- [WRITTEN REQUEST]:
Check every line of the entries that follow, and copy the ones containing "seconds".

- [ENTRIES SHOWN]:

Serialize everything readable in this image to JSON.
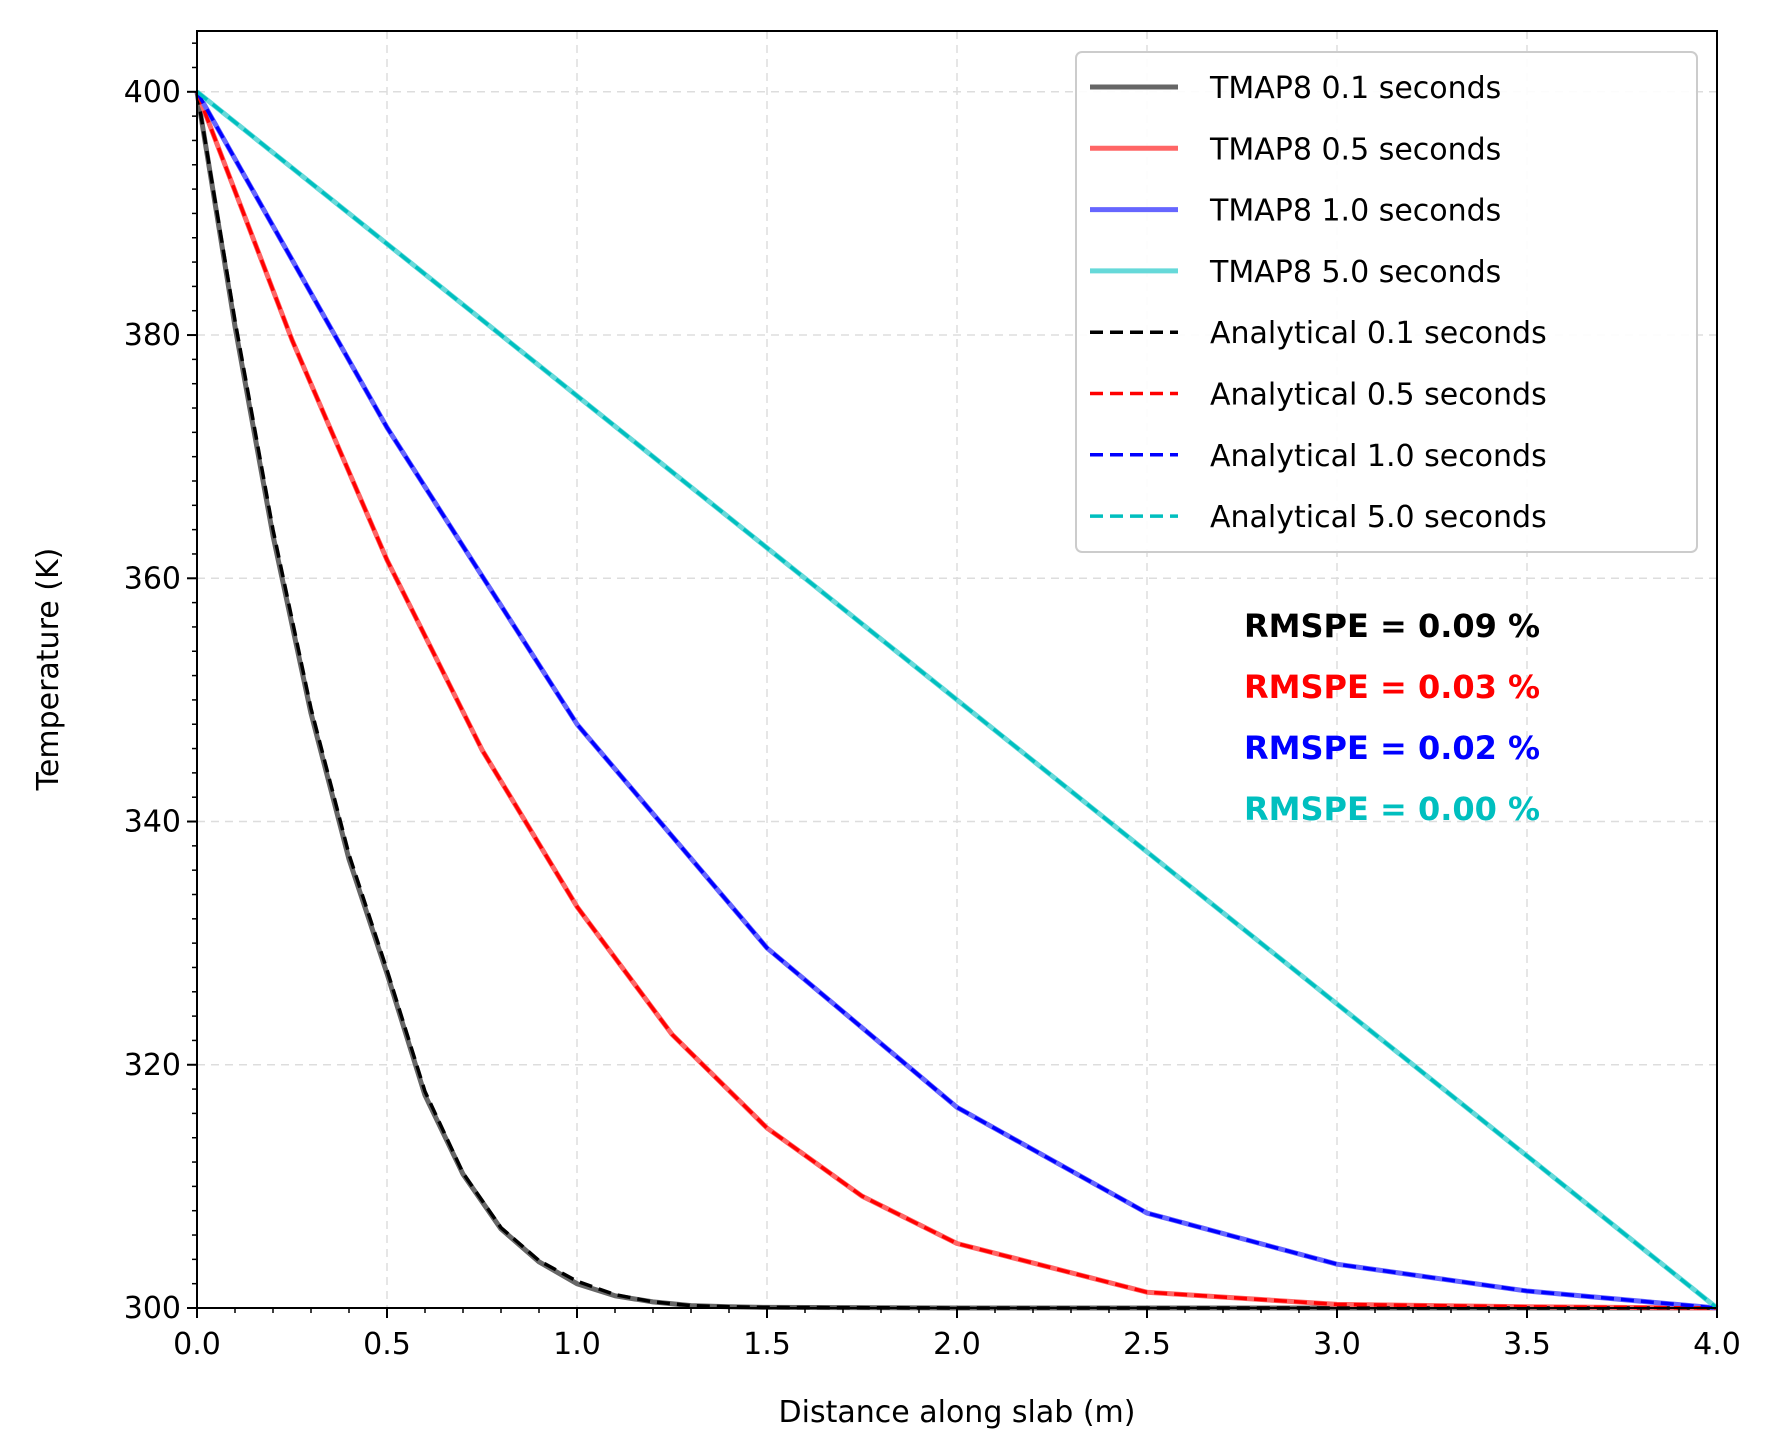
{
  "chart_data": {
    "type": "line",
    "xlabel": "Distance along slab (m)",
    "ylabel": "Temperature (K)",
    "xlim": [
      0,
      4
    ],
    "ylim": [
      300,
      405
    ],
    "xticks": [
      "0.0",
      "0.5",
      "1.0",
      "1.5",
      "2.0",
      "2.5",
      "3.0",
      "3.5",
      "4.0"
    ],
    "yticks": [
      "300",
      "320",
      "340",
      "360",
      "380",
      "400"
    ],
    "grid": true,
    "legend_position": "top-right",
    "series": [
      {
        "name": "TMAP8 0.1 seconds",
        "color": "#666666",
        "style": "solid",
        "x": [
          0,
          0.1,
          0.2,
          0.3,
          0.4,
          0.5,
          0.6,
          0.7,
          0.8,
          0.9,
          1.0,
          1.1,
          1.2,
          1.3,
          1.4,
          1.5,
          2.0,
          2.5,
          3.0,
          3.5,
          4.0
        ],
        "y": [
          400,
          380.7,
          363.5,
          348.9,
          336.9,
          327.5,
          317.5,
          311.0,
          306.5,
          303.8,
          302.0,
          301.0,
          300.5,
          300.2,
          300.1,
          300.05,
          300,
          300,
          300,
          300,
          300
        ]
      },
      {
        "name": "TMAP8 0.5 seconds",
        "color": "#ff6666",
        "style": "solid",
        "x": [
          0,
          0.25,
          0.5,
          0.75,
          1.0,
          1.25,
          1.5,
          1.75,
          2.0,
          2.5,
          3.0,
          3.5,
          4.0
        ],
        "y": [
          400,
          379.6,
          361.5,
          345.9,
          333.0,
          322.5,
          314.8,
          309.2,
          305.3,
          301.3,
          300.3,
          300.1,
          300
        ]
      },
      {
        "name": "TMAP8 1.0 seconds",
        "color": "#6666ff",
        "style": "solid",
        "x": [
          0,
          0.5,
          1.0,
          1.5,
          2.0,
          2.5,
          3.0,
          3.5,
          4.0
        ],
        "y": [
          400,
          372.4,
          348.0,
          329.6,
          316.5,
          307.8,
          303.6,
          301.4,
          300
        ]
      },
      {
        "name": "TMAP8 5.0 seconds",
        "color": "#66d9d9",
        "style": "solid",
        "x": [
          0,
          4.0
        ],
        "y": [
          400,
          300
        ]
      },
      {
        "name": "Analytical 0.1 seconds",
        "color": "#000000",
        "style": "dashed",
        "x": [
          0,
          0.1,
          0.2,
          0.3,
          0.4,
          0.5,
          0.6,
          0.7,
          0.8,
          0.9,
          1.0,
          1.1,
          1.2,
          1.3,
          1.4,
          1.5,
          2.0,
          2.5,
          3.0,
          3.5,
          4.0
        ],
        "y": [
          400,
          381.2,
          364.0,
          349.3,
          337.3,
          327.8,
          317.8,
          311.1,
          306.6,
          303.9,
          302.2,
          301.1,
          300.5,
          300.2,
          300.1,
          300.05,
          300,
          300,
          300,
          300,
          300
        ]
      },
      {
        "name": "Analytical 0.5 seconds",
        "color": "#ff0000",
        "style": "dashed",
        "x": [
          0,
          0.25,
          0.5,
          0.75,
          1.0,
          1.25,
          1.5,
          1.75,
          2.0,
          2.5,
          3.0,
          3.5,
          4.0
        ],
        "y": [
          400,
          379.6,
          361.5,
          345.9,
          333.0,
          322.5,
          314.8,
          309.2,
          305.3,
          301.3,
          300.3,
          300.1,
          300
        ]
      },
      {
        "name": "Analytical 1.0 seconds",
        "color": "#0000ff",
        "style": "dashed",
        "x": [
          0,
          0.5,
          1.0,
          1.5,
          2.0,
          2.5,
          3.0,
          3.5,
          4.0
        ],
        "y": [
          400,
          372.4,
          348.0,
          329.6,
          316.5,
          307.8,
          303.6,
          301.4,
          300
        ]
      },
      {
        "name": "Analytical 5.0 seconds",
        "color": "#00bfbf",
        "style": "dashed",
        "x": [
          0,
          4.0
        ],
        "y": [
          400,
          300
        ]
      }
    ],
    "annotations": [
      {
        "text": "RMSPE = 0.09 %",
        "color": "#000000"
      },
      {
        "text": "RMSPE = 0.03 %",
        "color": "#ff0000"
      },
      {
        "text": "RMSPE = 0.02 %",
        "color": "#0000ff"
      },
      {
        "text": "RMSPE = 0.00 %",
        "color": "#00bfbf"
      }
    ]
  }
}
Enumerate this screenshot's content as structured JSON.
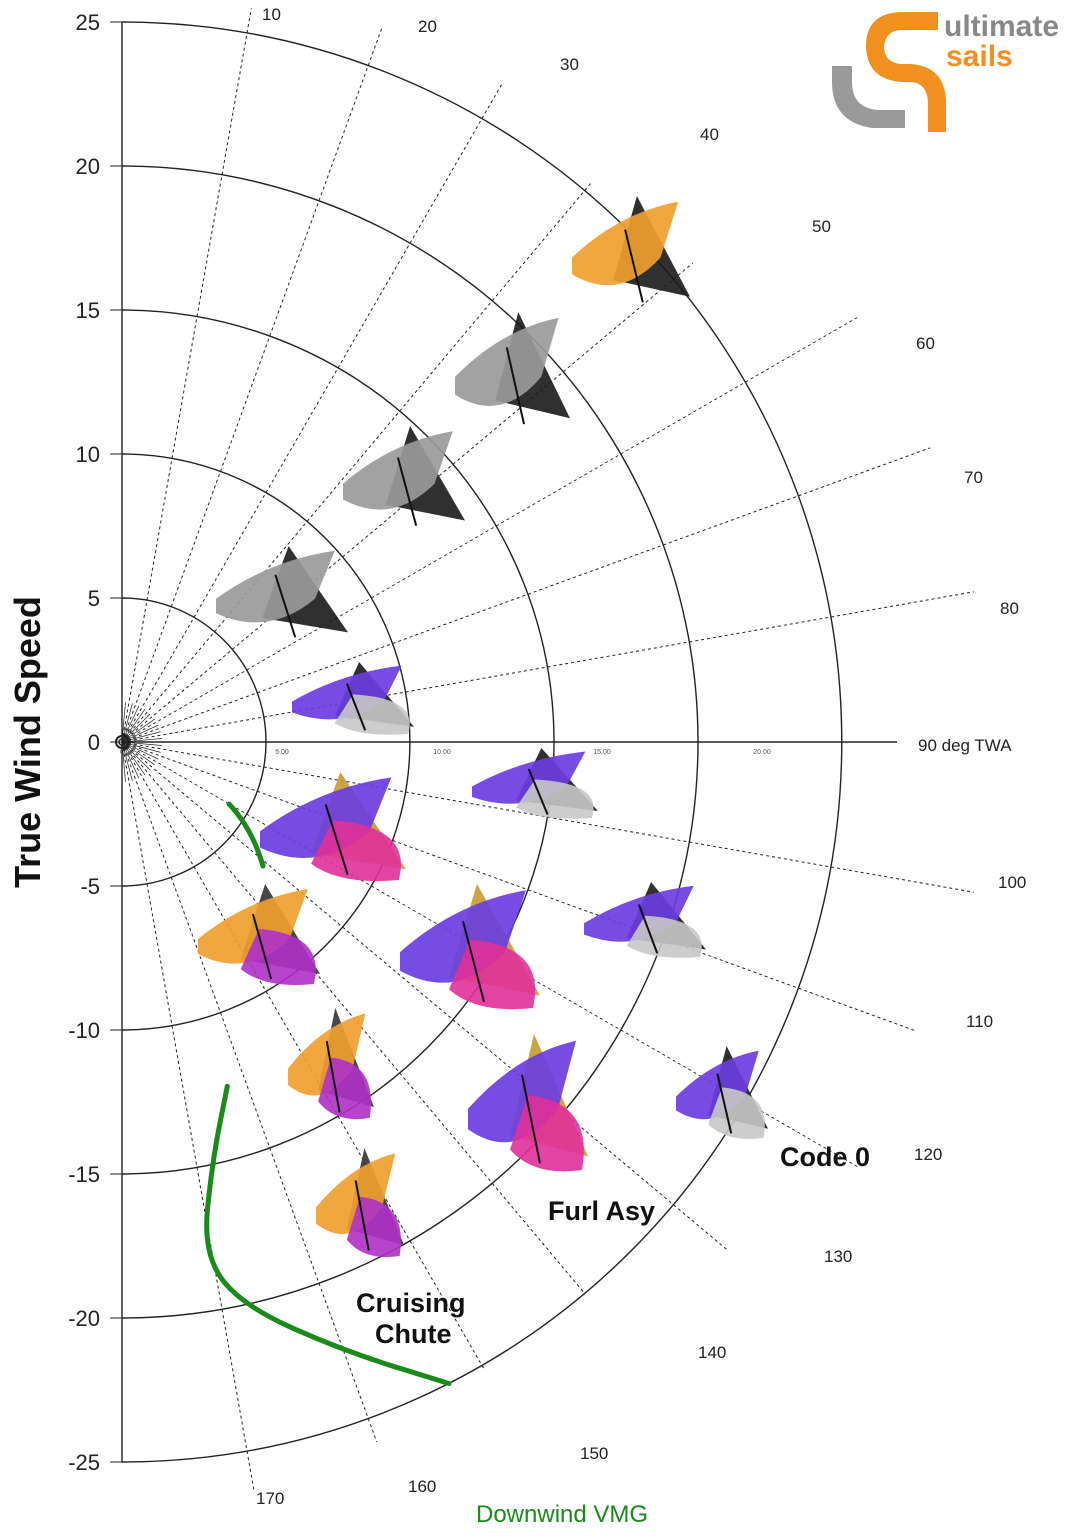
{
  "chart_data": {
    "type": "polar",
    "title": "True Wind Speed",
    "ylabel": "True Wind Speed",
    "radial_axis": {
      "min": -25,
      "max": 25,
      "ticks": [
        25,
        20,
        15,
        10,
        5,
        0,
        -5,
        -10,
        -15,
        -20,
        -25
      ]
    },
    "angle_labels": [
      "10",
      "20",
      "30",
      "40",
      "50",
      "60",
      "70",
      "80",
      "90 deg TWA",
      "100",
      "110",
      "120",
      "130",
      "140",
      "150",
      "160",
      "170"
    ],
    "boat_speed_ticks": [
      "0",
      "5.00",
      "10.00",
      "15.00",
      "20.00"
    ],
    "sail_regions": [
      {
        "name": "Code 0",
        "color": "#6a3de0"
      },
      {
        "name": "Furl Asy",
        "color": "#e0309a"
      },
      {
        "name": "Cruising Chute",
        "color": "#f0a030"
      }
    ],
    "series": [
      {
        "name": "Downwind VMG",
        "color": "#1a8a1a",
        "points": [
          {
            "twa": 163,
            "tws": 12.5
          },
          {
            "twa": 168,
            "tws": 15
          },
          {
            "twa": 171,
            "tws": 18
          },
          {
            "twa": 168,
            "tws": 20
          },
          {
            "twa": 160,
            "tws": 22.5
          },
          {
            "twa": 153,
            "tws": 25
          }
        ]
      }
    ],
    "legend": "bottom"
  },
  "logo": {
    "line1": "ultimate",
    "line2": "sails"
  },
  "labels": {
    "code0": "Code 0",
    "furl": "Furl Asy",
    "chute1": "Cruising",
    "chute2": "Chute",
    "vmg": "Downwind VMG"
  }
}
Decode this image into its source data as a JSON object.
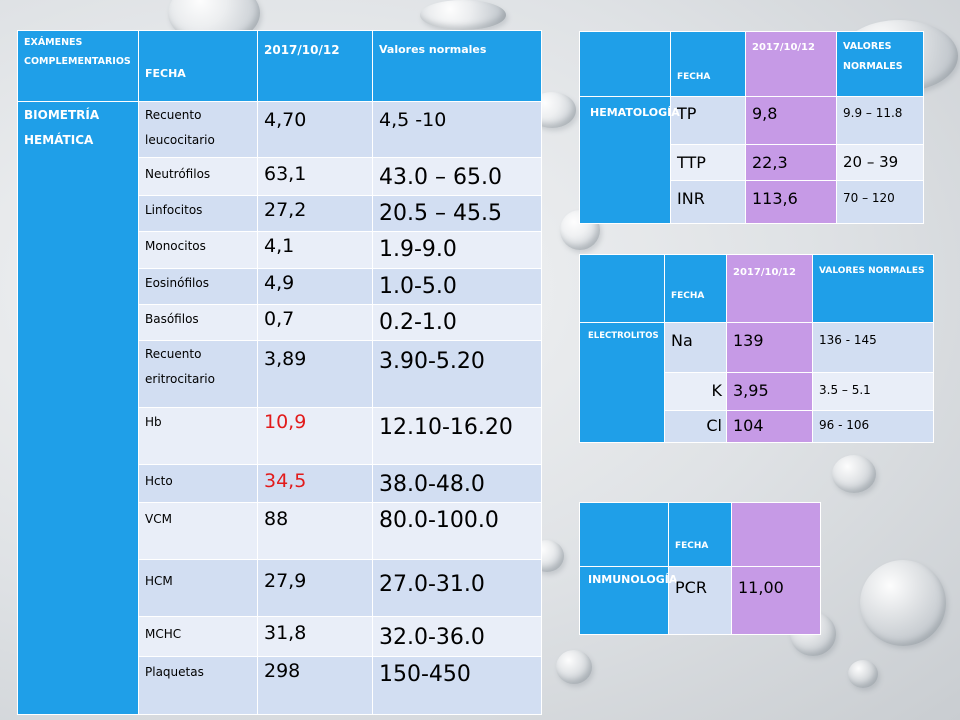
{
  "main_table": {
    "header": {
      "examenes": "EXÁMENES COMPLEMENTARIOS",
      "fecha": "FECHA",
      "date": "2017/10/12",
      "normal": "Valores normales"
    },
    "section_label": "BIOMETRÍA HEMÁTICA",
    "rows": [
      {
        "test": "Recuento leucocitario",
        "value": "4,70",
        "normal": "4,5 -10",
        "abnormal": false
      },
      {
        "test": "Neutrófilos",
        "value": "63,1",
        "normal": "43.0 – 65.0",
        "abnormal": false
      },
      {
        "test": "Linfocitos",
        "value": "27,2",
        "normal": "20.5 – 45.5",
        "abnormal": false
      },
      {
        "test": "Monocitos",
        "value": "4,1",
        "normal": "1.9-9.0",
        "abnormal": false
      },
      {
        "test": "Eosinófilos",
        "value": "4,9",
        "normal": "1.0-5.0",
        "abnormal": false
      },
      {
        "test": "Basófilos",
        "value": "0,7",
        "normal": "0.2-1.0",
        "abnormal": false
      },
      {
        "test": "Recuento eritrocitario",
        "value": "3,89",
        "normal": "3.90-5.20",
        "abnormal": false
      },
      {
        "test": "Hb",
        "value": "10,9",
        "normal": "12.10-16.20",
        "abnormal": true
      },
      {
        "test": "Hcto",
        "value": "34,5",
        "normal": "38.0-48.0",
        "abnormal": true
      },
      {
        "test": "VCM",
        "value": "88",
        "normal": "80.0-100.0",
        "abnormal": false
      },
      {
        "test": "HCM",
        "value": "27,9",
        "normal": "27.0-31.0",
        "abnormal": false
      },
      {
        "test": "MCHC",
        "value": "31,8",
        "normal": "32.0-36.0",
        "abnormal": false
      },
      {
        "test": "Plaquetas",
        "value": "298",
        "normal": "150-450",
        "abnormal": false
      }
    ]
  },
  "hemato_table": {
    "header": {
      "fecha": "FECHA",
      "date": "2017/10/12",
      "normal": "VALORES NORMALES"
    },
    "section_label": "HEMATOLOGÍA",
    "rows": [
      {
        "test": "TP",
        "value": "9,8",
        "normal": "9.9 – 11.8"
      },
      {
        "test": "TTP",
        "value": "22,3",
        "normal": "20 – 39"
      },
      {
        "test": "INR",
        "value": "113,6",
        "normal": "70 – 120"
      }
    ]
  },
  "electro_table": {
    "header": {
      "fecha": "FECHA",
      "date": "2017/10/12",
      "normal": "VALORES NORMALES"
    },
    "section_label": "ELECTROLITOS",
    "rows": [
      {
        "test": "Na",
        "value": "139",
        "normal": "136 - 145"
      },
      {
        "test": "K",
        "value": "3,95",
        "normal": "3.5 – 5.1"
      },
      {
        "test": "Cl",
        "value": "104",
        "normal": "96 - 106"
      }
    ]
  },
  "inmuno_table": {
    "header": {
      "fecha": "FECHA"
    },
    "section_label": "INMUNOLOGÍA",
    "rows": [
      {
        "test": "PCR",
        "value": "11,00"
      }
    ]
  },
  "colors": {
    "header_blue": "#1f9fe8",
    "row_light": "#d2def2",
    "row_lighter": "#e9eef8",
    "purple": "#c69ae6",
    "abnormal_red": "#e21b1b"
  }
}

- [RESULT]:
        "name": "TMAP8 0.1 seconds",
        "name": "TMAP8 0.5 seconds",
        "name": "TMAP8 1.0 seconds",
        "name": "TMAP8 5.0 seconds",
        "name": "Analytical 0.1 seconds",
        "name": "Analytical 0.5 seconds",
        "name": "Analytical 1.0 seconds",
        "name": "Analytical 5.0 seconds",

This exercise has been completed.